_Supplied entries_
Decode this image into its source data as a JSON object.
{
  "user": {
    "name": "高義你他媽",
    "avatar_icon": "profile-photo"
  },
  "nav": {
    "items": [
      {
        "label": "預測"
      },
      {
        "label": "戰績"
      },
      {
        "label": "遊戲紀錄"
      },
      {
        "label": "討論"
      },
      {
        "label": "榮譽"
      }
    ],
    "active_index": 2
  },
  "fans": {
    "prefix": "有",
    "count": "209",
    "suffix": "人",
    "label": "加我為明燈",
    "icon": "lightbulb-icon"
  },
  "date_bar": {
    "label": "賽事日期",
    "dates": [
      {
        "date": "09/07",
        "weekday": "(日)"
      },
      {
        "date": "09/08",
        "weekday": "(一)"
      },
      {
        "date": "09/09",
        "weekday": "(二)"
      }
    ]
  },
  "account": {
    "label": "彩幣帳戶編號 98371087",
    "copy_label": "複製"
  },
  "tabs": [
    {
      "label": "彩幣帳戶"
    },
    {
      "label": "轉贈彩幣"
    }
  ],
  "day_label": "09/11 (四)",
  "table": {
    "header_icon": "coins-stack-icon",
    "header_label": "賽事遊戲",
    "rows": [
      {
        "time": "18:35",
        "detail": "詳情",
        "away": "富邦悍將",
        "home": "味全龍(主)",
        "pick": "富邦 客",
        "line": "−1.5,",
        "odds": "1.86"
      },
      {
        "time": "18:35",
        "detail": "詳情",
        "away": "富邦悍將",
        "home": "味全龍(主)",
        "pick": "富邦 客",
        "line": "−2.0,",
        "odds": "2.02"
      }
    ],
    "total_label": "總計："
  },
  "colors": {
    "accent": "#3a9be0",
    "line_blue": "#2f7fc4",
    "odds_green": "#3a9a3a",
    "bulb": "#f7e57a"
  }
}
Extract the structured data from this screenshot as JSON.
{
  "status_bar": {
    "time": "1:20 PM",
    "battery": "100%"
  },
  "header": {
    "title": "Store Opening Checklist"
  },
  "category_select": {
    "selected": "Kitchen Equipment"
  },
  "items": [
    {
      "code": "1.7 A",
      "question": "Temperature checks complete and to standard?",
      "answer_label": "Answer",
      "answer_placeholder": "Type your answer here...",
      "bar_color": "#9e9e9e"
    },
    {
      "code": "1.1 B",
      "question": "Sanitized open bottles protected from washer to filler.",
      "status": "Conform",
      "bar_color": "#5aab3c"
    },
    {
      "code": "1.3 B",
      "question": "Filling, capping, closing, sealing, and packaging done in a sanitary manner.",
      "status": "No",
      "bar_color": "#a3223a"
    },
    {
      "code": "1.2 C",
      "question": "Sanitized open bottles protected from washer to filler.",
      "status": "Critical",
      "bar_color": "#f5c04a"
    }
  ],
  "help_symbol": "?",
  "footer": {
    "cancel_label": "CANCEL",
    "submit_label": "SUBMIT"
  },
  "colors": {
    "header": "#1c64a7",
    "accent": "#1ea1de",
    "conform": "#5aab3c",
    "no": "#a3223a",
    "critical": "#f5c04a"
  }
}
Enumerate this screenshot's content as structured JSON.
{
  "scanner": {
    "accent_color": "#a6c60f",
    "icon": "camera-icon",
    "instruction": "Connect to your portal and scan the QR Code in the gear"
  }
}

_Brief_
Write out the entire listing exactly.

_Solution to the problem_
Decode this image into its source data as a JSON object.
{
  "user": {
    "name": "高義你他媽",
    "avatar_icon": "profile-photo"
  },
  "nav": {
    "items": [
      {
        "label": "預測"
      },
      {
        "label": "戰績"
      },
      {
        "label": "遊戲紀錄"
      },
      {
        "label": "討論"
      },
      {
        "label": "榮譽"
      }
    ],
    "active_index": 2
  },
  "fans": {
    "prefix": "有",
    "count": "209",
    "suffix": "人",
    "label": "加我為明燈",
    "icon": "lightbulb-icon"
  },
  "date_bar": {
    "label": "賽事日期",
    "dates": [
      {
        "date": "09/07",
        "weekday": "(日)"
      },
      {
        "date": "09/08",
        "weekday": "(一)"
      },
      {
        "date": "09/09",
        "weekday": "(二)"
      }
    ]
  },
  "account": {
    "label": "彩幣帳戶編號 98371087",
    "copy_label": "複製"
  },
  "tabs": [
    {
      "label": "彩幣帳戶"
    },
    {
      "label": "轉贈彩幣"
    }
  ],
  "day_label": "09/11 (四)",
  "table": {
    "header_icon": "coins-stack-icon",
    "header_label": "賽事遊戲",
    "rows": [
      {
        "time": "18:35",
        "detail": "詳情",
        "away": "富邦悍將",
        "home": "味全龍(主)",
        "pick": "富邦 客",
        "line": "−1.5,",
        "odds": "1.86"
      },
      {
        "time": "18:35",
        "detail": "詳情",
        "away": "富邦悍將",
        "home": "味全龍(主)",
        "pick": "富邦 客",
        "line": "−2.0,",
        "odds": "2.02"
      }
    ],
    "total_label": "總計："
  },
  "colors": {
    "accent": "#3a9be0",
    "line_blue": "#2f7fc4",
    "odds_green": "#3a9a3a",
    "bulb": "#f7e57a"
  }
}
Extract the structured data from this screenshot as JSON.
{
  "status_bar": {
    "time": "1:20 PM",
    "battery": "100%"
  },
  "header": {
    "title": "Store Opening Checklist"
  },
  "category_select": {
    "selected": "Kitchen Equipment"
  },
  "items": [
    {
      "code": "1.7 A",
      "question": "Temperature checks complete and to standard?",
      "answer_label": "Answer",
      "answer_placeholder": "Type your answer here...",
      "bar_color": "#9e9e9e"
    },
    {
      "code": "1.1 B",
      "question": "Sanitized open bottles protected from washer to filler.",
      "status": "Conform",
      "bar_color": "#5aab3c"
    },
    {
      "code": "1.3 B",
      "question": "Filling, capping, closing, sealing, and packaging done in a sanitary manner.",
      "status": "No",
      "bar_color": "#a3223a"
    },
    {
      "code": "1.2 C",
      "question": "Sanitized open bottles protected from washer to filler.",
      "status": "Critical",
      "bar_color": "#f5c04a"
    }
  ],
  "help_symbol": "?",
  "footer": {
    "cancel_label": "CANCEL",
    "submit_label": "SUBMIT"
  },
  "colors": {
    "header": "#1c64a7",
    "accent": "#1ea1de",
    "conform": "#5aab3c",
    "no": "#a3223a",
    "critical": "#f5c04a"
  }
}
Enumerate this screenshot's content as structured JSON.
{
  "scanner": {
    "accent_color": "#a6c60f",
    "icon": "camera-icon",
    "instruction": "Connect to your portal and scan the QR Code in the gear"
  }
}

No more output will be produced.